Dataset entries:
****************************************

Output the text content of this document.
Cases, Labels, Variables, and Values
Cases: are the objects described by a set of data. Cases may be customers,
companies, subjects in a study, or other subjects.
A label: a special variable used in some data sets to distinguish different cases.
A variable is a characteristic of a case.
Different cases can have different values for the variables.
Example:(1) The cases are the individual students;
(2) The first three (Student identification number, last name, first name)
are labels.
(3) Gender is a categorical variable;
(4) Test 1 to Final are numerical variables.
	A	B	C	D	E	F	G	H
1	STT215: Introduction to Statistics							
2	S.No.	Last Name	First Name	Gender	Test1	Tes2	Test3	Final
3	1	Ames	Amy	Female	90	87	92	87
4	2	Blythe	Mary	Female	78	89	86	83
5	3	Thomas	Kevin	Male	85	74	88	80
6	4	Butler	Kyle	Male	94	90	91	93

****************************************

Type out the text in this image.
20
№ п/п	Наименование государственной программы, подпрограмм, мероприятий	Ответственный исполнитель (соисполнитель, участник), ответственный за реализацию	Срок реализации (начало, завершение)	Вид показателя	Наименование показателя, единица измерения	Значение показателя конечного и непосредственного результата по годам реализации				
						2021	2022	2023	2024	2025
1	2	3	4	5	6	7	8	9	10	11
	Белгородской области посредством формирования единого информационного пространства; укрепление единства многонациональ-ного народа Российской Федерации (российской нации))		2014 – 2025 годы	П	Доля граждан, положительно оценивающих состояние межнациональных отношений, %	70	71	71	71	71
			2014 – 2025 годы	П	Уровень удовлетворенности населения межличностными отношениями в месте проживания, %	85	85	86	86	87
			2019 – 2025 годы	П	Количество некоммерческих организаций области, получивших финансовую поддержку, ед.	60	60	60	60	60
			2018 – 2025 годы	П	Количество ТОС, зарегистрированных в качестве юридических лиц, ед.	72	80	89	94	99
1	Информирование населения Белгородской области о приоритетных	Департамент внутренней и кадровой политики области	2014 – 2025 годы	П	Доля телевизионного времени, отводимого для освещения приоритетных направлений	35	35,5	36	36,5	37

****************************************

Exercise requirements:
The required output is the number of lines containing the word "Female", and nothing besides.

Exercise result:
2